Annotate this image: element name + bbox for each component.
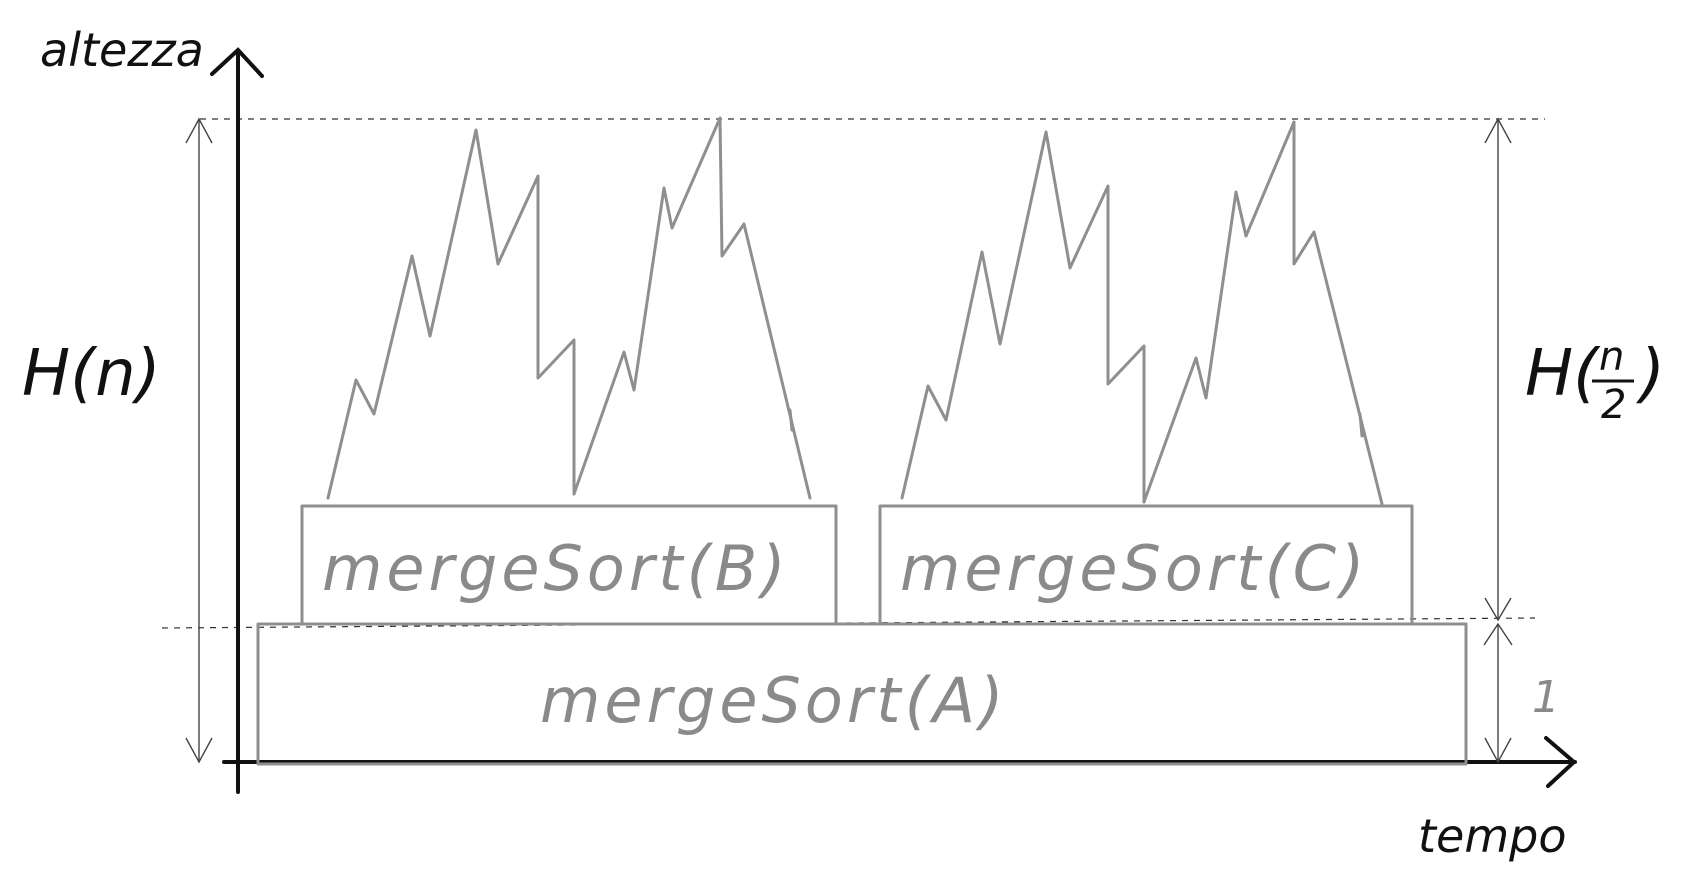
recursion-peaks-b-tick bbox=[788, 408, 794, 432]
y-axis bbox=[210, 47, 264, 794]
box-mergesort-b bbox=[300, 504, 838, 626]
recursion-peaks-b-right bbox=[572, 116, 812, 500]
recursion-peaks-c-tick bbox=[1358, 412, 1364, 438]
box-mergesort-a bbox=[256, 622, 1468, 766]
recursion-peaks-b-left bbox=[326, 128, 576, 500]
x-axis-arrowhead bbox=[1544, 736, 1578, 788]
left-height-measure bbox=[185, 117, 213, 764]
x-axis-label: tempo bbox=[1418, 809, 1567, 863]
right-height-measure bbox=[1484, 117, 1512, 622]
y-axis-label: altezza bbox=[40, 23, 204, 77]
box-mergesort-b-label: mergeSort(B) bbox=[322, 532, 790, 605]
box-mergesort-c-label: mergeSort(C) bbox=[900, 532, 1368, 605]
right-height-numerator: n bbox=[1599, 334, 1624, 380]
box-mergesort-a-label: mergeSort(A) bbox=[540, 664, 1007, 737]
recursion-peaks-c-right bbox=[1142, 120, 1384, 506]
right-height-denominator: 2 bbox=[1601, 382, 1626, 428]
base-unit-label: 1 bbox=[1532, 672, 1560, 723]
right-height-label: H( n 2 ) bbox=[1525, 334, 1665, 428]
box-mergesort-c bbox=[878, 504, 1414, 626]
right-height-prefix: H( bbox=[1525, 337, 1601, 411]
base-unit-measure bbox=[1483, 622, 1513, 764]
x-axis bbox=[222, 736, 1578, 788]
right-height-suffix: ) bbox=[1636, 337, 1665, 411]
y-axis-arrowhead bbox=[210, 47, 264, 78]
recursion-peaks-c-left bbox=[900, 130, 1146, 504]
left-height-label: H(n) bbox=[22, 337, 161, 411]
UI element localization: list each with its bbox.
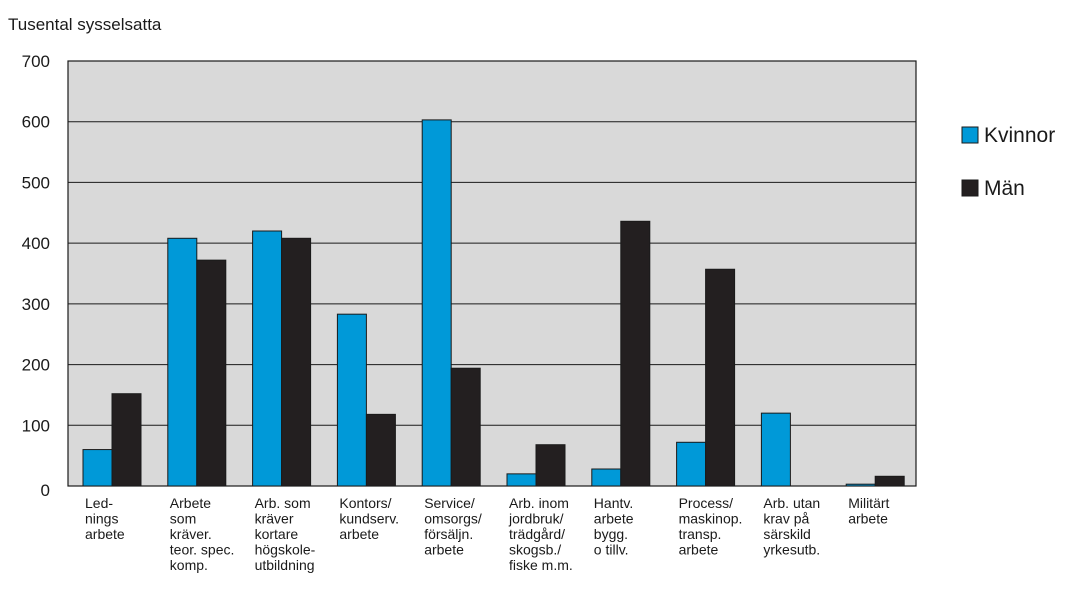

——

Stated exercise
Please rewrite every line of the entries above as a JSON list of strings, one string per line, leaving out blank lines and the pictures.

Solution below
[
  "Annotate this image: element name + bbox for each component.",
  "recursion-peaks-b-tick bbox=[788, 408, 794, 432]",
  "y-axis bbox=[210, 47, 264, 794]",
  "box-mergesort-b bbox=[300, 504, 838, 626]",
  "recursion-peaks-b-right bbox=[572, 116, 812, 500]",
  "recursion-peaks-c-tick bbox=[1358, 412, 1364, 438]",
  "box-mergesort-a bbox=[256, 622, 1468, 766]",
  "recursion-peaks-b-left bbox=[326, 128, 576, 500]",
  "x-axis-arrowhead bbox=[1544, 736, 1578, 788]",
  "left-height-measure bbox=[185, 117, 213, 764]",
  "x-axis-label: tempo bbox=[1418, 809, 1567, 863]",
  "right-height-measure bbox=[1484, 117, 1512, 622]",
  "y-axis-label: altezza bbox=[40, 23, 204, 77]",
  "box-mergesort-b-label: mergeSort(B) bbox=[322, 532, 790, 605]",
  "box-mergesort-c-label: mergeSort(C) bbox=[900, 532, 1368, 605]",
  "right-height-numerator: n bbox=[1599, 334, 1624, 380]",
  "box-mergesort-a-label: mergeSort(A) bbox=[540, 664, 1007, 737]",
  "recursion-peaks-c-right bbox=[1142, 120, 1384, 506]",
  "right-height-denominator: 2 bbox=[1601, 382, 1626, 428]",
  "base-unit-label: 1 bbox=[1532, 672, 1560, 723]",
  "right-height-label: H( n 2 ) bbox=[1525, 334, 1665, 428]",
  "box-mergesort-c bbox=[878, 504, 1414, 626]",
  "right-height-prefix: H( bbox=[1525, 337, 1601, 411]",
  "base-unit-measure bbox=[1483, 622, 1513, 764]",
  "x-axis bbox=[222, 736, 1578, 788]",
  "right-height-suffix: ) bbox=[1636, 337, 1665, 411]",
  "y-axis-arrowhead bbox=[210, 47, 264, 78]",
  "recursion-peaks-c-left bbox=[900, 130, 1146, 504]",
  "left-height-label: H(n) bbox=[22, 337, 161, 411]",
  "UI element localization: list each with its bbox."
]